**Do this:** Report only the number of lines in this material that include "ſententias".

-- Start of Supplied records --

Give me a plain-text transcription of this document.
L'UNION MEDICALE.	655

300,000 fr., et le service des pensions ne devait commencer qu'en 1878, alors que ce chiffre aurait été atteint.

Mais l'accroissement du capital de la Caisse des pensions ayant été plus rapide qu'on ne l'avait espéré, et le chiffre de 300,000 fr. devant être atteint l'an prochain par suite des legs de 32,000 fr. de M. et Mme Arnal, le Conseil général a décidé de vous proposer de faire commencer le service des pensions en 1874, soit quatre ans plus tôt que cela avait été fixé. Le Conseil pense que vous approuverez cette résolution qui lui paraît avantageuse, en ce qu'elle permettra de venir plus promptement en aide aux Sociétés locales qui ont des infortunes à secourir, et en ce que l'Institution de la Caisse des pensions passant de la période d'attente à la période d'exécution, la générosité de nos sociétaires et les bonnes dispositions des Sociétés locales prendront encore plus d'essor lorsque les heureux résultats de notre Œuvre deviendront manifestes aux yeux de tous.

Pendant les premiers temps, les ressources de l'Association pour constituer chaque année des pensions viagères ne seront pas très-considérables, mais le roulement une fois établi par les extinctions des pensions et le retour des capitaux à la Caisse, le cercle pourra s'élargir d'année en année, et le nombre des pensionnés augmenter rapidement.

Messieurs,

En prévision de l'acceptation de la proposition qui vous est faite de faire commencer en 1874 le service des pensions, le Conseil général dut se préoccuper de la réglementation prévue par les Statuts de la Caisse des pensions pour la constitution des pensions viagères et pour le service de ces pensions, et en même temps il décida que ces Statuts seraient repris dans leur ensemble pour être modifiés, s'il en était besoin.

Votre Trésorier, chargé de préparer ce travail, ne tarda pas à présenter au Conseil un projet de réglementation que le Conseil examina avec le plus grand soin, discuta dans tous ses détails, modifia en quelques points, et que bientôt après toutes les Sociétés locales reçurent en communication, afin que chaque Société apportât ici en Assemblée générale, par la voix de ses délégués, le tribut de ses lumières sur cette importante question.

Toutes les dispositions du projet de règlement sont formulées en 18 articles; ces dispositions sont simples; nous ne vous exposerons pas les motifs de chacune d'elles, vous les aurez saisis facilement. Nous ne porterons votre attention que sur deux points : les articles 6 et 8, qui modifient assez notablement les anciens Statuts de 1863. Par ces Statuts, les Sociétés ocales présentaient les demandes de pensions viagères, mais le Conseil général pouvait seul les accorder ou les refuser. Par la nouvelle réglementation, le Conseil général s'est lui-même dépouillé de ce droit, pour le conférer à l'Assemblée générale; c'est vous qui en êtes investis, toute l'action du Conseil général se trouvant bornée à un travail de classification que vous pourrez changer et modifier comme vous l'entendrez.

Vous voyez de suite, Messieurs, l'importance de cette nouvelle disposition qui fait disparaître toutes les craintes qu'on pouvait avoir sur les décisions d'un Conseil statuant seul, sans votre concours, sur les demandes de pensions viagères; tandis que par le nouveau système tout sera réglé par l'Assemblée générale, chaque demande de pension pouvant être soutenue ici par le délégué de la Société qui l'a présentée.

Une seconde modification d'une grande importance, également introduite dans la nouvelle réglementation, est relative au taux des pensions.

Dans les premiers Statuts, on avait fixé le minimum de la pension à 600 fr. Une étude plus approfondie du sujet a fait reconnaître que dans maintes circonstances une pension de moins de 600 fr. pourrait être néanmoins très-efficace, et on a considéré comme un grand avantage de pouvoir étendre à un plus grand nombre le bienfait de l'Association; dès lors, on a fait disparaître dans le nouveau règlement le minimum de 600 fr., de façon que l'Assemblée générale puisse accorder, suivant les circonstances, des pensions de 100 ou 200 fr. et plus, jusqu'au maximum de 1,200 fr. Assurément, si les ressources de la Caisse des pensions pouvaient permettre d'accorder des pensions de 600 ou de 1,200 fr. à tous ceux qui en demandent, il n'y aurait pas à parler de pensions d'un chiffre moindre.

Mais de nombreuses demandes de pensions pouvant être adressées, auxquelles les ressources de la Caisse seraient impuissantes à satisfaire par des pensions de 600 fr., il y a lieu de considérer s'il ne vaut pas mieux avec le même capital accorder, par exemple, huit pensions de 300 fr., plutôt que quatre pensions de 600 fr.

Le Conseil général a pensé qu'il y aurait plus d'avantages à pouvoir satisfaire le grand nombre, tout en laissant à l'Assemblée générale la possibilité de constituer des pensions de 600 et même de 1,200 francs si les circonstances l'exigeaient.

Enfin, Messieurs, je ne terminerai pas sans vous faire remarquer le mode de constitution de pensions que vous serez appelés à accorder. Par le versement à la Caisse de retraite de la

-- End of Supplied records --
-- Start of Supplied records --

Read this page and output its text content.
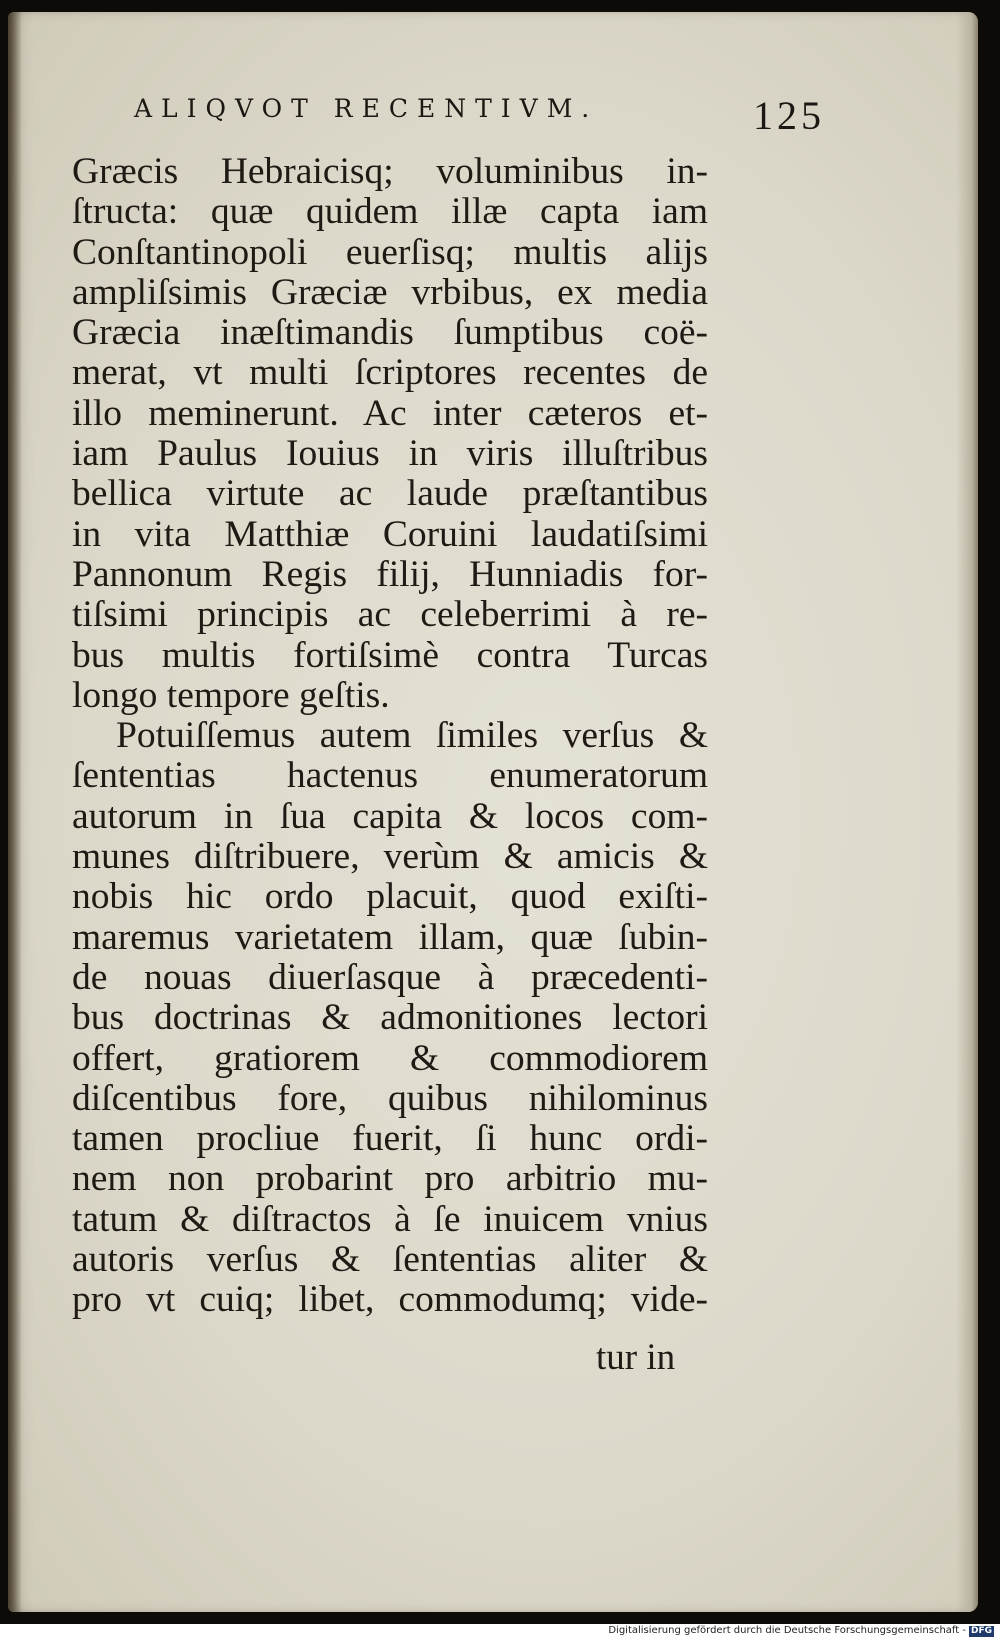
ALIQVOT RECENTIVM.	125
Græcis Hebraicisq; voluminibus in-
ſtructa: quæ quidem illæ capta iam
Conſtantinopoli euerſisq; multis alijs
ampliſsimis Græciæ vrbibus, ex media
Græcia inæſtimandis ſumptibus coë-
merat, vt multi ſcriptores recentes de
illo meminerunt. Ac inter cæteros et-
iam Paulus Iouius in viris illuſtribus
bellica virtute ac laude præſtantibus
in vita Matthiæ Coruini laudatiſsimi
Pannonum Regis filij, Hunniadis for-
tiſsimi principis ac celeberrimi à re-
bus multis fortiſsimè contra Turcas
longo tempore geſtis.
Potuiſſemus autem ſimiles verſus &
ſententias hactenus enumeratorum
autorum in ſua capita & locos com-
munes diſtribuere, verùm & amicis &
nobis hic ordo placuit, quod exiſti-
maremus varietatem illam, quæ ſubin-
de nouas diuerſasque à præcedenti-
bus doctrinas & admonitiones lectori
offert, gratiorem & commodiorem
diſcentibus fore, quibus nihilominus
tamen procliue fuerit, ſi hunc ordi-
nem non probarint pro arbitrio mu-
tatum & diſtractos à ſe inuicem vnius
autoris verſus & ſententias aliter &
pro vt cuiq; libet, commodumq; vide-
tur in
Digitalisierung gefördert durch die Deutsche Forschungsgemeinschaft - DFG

-- End of Supplied records --

**Written answer:** 2